What you will do: Lines holding the string "title" are the ones to copy from this listing.

[Data entries for graphics]
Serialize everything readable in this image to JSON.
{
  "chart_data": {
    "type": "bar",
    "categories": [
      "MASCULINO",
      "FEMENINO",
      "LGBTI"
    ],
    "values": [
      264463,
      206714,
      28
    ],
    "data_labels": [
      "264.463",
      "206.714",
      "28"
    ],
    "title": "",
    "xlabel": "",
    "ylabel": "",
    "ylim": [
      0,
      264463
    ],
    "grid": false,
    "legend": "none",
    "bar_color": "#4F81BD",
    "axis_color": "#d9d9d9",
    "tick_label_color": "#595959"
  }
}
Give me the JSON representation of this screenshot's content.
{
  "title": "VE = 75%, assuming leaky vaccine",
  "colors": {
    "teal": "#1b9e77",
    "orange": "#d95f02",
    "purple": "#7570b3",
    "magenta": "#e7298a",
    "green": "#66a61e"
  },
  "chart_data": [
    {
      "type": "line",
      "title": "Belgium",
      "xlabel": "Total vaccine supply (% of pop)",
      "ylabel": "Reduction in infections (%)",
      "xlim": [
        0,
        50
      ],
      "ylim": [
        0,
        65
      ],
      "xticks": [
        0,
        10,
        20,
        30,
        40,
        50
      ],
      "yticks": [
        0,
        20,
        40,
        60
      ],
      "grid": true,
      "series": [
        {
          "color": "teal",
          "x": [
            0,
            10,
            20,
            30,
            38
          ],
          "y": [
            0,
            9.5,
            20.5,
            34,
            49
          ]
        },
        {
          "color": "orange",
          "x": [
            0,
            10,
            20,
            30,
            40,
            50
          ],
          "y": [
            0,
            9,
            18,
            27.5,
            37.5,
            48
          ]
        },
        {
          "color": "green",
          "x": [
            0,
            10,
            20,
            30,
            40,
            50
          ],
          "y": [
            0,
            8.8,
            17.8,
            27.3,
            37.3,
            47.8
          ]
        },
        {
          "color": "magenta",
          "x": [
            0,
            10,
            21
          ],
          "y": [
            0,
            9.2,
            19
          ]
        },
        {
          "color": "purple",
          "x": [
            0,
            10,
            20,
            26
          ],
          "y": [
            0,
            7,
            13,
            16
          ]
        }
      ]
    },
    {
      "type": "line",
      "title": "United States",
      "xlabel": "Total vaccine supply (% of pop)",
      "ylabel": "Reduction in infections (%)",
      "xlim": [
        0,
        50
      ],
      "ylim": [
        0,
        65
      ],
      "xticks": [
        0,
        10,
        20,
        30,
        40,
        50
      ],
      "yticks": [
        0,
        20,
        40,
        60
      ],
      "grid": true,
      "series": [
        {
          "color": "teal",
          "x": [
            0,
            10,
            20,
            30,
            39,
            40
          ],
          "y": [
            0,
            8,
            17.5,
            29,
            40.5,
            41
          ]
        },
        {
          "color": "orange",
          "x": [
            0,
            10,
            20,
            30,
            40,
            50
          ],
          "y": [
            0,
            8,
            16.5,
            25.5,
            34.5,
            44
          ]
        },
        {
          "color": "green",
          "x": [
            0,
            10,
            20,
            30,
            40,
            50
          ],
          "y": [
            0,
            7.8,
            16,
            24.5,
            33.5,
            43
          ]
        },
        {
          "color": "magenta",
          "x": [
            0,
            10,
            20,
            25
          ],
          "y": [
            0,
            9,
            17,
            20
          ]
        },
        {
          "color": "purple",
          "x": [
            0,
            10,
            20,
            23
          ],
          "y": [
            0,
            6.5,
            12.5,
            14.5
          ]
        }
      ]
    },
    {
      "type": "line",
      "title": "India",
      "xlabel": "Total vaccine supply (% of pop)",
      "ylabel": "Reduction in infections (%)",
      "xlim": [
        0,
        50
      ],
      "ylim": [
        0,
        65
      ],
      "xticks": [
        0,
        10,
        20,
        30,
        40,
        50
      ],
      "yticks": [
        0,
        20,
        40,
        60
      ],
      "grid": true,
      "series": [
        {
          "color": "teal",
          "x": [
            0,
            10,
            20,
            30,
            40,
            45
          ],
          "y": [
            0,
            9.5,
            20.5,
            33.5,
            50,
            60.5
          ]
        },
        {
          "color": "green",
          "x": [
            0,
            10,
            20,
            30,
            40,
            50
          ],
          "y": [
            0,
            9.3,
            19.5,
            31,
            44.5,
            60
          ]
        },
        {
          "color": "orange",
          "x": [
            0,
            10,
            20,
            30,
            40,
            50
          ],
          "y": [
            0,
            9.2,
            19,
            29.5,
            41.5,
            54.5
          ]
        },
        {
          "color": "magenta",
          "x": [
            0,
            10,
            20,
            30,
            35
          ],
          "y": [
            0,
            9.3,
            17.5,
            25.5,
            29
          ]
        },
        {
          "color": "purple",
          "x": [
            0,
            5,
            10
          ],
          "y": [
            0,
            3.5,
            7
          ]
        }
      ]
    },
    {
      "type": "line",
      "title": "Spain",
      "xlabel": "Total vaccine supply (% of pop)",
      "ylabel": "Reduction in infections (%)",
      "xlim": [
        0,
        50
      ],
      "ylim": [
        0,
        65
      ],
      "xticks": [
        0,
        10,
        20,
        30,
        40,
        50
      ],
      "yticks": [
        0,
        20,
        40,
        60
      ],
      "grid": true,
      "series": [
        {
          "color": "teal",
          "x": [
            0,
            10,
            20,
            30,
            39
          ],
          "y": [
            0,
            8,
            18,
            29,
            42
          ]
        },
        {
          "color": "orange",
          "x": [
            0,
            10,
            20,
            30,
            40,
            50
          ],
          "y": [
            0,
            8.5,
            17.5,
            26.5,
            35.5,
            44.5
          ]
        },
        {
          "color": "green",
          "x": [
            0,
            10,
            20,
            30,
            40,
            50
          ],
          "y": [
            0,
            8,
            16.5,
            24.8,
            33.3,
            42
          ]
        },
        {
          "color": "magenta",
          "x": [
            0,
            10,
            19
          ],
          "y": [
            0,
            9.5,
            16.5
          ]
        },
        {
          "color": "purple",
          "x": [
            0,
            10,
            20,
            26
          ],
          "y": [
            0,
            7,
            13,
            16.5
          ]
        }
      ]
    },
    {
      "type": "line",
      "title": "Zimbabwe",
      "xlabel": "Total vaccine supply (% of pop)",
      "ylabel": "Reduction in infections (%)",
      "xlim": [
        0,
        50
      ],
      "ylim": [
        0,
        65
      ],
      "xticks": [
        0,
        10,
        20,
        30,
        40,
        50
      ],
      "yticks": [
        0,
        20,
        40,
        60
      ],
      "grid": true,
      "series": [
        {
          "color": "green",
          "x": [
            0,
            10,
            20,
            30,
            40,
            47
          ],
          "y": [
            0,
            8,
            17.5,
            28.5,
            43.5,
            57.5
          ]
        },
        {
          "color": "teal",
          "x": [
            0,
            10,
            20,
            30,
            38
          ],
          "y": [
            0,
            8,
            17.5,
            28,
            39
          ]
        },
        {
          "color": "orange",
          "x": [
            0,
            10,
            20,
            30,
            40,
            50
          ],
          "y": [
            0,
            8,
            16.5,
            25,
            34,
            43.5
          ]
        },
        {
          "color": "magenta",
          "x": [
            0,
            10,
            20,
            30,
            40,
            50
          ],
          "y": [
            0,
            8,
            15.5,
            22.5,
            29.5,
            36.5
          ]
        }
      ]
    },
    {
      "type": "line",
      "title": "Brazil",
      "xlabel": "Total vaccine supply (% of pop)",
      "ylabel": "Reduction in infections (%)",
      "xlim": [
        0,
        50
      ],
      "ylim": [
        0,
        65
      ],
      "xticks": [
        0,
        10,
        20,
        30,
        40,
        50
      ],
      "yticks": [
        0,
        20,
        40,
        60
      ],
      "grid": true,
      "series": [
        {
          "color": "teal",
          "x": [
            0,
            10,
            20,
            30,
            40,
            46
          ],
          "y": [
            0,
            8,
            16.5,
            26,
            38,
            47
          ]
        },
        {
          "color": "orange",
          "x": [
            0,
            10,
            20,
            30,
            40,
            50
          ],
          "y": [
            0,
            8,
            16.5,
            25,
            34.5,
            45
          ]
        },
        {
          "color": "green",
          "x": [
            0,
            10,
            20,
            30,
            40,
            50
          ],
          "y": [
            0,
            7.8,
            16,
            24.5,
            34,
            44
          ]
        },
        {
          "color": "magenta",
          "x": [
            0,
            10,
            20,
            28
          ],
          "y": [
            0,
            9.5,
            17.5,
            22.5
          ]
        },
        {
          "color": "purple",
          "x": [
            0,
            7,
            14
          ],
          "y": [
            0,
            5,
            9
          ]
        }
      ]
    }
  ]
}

Exercise result:
    "title": "",
  "title": "VE = 75%, assuming leaky vaccine",
      "title": "Belgium",
      "title": "United States",
      "title": "India",
      "title": "Spain",
      "title": "Zimbabwe",
      "title": "Brazil",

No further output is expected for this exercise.